▸ **WHAT IS EXPECTED**
Extract every line below that contains the word "screenshot".

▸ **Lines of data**
---
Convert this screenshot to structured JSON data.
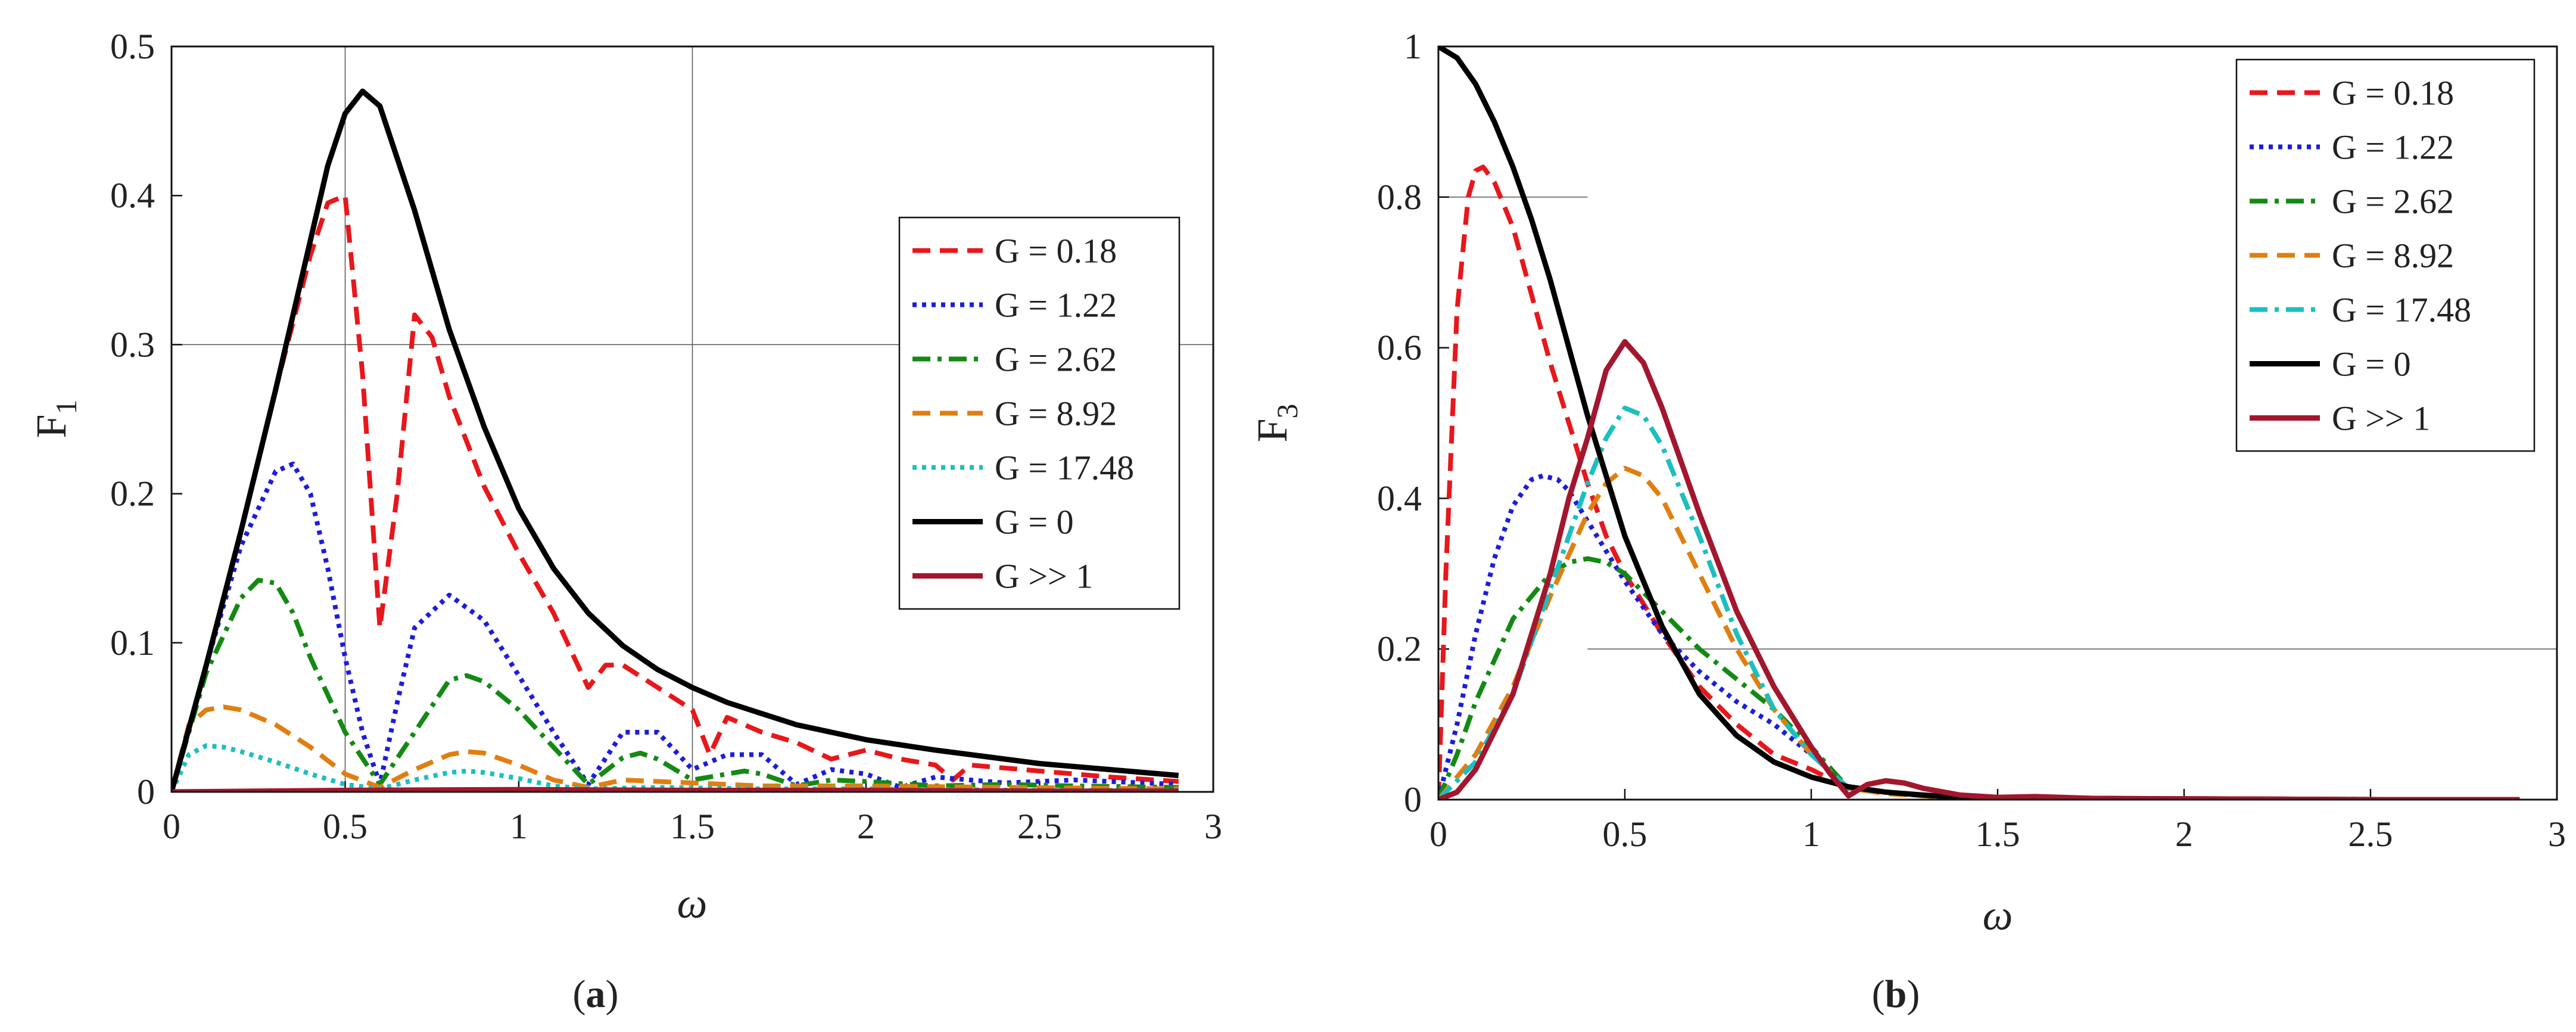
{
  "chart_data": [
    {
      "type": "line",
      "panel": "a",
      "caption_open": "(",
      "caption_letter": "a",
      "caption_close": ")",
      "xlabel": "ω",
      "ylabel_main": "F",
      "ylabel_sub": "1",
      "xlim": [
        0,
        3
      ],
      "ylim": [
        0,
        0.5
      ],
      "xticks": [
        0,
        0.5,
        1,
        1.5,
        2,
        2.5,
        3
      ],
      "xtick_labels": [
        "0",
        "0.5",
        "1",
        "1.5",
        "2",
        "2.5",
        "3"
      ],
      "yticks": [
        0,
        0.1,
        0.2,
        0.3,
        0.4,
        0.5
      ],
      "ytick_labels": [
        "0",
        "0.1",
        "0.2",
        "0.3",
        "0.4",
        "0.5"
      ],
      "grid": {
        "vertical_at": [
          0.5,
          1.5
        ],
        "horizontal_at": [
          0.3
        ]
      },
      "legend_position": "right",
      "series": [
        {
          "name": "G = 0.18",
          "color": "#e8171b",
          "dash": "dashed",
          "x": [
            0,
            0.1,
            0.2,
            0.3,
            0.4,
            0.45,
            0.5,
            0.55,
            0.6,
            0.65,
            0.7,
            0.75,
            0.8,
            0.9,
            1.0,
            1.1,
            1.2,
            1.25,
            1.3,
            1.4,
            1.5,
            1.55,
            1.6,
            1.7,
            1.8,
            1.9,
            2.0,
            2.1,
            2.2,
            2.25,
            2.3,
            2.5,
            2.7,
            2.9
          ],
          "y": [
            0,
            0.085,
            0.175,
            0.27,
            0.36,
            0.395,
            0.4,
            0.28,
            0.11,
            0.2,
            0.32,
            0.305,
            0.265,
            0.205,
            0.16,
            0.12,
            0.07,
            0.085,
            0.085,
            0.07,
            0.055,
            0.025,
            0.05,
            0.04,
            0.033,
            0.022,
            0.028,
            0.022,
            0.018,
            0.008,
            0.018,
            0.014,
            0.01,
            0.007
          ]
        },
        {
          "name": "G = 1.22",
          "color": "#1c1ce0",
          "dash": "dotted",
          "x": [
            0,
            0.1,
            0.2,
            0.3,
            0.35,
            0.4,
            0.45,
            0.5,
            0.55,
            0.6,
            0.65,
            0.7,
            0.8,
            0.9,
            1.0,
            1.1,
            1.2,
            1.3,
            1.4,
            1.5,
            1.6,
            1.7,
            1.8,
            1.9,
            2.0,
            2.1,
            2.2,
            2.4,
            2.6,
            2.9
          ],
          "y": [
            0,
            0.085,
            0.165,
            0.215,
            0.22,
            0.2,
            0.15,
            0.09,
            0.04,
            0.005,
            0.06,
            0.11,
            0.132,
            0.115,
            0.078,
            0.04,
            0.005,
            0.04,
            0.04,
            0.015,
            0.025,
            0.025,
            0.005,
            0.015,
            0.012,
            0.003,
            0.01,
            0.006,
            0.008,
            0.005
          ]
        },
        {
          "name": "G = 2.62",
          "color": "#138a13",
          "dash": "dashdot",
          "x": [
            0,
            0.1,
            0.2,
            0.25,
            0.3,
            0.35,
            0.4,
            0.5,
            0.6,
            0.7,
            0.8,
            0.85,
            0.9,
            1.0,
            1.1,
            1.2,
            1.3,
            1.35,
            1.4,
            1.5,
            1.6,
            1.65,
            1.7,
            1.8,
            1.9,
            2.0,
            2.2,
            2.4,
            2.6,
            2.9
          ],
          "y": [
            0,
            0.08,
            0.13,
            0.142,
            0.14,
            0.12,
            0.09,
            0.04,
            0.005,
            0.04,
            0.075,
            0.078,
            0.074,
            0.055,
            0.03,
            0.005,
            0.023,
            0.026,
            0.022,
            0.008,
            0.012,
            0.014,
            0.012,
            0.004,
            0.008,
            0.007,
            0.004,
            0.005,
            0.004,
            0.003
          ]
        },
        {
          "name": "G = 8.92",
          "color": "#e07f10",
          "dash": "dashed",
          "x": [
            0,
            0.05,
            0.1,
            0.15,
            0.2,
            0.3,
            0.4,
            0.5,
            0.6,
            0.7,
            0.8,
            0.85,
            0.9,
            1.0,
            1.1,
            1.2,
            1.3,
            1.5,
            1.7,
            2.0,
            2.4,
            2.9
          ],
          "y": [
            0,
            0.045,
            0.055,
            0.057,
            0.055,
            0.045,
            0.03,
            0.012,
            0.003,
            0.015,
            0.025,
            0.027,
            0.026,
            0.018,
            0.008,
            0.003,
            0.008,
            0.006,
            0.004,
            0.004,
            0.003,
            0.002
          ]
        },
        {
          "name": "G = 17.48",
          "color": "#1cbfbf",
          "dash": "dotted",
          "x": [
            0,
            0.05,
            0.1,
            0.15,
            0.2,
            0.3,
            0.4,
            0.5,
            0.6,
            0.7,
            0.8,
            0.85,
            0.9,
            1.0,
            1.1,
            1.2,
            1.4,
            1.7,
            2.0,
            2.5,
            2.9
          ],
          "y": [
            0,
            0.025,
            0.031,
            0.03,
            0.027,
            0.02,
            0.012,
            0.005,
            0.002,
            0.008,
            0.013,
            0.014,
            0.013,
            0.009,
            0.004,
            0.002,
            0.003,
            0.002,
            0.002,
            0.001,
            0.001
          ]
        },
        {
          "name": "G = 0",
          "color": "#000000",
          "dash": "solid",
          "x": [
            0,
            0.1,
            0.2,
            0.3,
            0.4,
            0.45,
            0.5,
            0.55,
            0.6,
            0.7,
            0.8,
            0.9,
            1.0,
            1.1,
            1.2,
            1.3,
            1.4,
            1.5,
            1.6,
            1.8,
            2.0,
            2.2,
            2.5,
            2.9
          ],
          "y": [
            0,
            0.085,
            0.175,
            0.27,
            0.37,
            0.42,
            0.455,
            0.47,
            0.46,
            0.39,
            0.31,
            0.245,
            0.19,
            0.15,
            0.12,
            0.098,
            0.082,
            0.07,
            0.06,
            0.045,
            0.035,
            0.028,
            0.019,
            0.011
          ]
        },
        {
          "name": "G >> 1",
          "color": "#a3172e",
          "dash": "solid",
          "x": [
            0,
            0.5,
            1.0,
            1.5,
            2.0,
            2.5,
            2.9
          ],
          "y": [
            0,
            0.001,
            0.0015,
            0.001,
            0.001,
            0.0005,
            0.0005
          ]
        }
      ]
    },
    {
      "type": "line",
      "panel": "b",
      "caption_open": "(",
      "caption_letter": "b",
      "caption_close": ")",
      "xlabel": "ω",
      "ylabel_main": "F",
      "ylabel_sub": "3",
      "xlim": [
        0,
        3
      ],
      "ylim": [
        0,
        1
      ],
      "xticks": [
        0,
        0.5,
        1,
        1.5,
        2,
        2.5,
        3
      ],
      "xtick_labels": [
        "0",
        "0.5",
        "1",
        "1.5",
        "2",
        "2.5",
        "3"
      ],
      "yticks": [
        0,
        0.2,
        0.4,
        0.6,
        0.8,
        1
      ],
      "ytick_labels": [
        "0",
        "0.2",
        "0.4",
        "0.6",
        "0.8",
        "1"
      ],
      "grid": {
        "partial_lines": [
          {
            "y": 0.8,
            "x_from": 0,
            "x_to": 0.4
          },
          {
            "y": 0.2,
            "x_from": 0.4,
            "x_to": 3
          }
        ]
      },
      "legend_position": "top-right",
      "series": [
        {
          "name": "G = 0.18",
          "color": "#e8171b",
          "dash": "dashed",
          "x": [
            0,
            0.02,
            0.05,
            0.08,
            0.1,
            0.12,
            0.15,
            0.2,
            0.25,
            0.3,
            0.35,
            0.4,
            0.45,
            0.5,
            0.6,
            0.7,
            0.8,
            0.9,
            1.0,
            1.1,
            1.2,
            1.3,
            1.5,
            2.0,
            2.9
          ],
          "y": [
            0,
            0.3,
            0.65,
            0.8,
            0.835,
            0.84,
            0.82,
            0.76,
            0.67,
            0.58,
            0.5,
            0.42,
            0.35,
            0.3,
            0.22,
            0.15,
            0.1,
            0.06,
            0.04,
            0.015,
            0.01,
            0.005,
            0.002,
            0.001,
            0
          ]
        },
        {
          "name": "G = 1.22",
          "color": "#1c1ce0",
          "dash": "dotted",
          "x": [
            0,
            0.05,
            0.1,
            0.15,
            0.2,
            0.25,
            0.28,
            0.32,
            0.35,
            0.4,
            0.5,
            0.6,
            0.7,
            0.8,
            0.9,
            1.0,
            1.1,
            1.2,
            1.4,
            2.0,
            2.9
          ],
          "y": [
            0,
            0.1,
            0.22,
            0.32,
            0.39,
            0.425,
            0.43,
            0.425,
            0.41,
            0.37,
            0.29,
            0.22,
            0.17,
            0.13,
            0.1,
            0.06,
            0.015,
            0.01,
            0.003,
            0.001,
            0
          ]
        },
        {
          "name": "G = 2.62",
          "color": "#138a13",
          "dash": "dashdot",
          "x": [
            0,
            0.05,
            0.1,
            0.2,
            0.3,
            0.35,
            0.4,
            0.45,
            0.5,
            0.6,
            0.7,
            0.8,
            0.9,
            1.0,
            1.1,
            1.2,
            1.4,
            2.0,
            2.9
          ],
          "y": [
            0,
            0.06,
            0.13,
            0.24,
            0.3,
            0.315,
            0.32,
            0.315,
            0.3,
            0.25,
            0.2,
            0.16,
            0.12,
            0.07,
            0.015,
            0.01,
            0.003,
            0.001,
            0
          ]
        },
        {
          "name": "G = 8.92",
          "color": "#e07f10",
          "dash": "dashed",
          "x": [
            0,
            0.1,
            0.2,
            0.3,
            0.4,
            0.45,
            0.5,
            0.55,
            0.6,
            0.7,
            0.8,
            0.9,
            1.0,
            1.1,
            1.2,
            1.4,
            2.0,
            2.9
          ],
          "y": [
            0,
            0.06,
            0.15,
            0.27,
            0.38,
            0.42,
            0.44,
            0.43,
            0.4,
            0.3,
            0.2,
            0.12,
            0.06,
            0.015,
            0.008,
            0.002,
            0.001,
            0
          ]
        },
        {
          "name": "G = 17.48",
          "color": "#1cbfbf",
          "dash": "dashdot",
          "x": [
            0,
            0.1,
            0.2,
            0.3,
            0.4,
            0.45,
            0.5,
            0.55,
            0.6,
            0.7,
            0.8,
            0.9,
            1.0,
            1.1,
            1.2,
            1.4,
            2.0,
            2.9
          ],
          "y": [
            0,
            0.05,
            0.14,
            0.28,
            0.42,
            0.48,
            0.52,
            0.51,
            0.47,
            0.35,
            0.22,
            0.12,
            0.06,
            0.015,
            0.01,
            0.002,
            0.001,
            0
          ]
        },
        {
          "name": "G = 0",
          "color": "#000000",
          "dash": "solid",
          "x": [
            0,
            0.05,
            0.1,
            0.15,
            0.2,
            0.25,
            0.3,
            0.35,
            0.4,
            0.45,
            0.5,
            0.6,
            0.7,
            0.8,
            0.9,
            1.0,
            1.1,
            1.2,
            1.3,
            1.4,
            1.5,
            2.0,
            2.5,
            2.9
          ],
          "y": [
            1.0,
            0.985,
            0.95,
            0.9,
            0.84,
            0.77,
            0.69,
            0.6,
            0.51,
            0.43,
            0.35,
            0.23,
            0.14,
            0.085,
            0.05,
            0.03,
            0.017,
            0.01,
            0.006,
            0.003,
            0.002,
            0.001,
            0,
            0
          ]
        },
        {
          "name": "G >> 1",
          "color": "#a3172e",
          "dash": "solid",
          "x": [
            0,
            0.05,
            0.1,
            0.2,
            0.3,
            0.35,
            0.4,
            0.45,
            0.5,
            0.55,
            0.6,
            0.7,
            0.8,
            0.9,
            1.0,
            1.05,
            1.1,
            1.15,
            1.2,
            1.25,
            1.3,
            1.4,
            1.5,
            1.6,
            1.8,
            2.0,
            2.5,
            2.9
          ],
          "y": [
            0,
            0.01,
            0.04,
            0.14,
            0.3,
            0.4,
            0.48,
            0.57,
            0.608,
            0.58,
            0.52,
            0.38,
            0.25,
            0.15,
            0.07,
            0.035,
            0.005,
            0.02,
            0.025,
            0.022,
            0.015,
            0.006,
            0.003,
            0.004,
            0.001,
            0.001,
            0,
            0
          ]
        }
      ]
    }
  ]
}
---
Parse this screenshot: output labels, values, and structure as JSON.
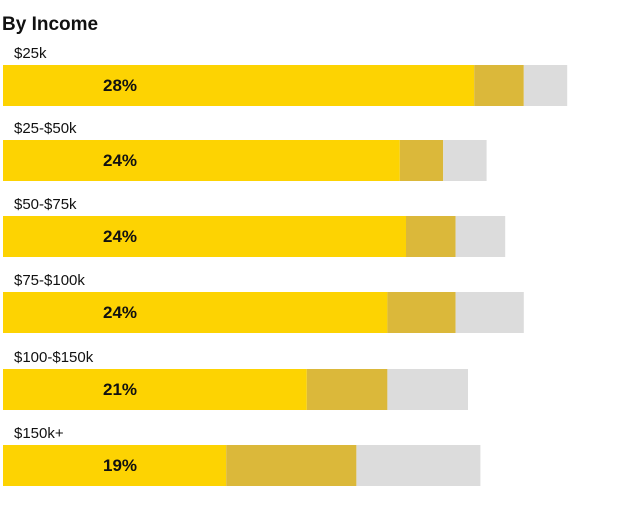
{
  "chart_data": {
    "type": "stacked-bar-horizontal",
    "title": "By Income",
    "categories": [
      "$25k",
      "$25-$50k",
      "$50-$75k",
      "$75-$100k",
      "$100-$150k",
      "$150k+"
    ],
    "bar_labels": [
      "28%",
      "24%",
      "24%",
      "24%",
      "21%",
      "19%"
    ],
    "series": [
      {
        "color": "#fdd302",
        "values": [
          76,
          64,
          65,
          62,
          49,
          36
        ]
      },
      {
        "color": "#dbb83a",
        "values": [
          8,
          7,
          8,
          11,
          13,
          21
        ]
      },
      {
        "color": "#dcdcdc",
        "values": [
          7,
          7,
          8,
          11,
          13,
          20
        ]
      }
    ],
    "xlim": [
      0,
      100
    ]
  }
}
---
▸ **SOLUTION FOR THIS PROBLEM**
Convert this screenshot to structured JSON data.
Parse this screenshot: output labels, values, and structure as JSON.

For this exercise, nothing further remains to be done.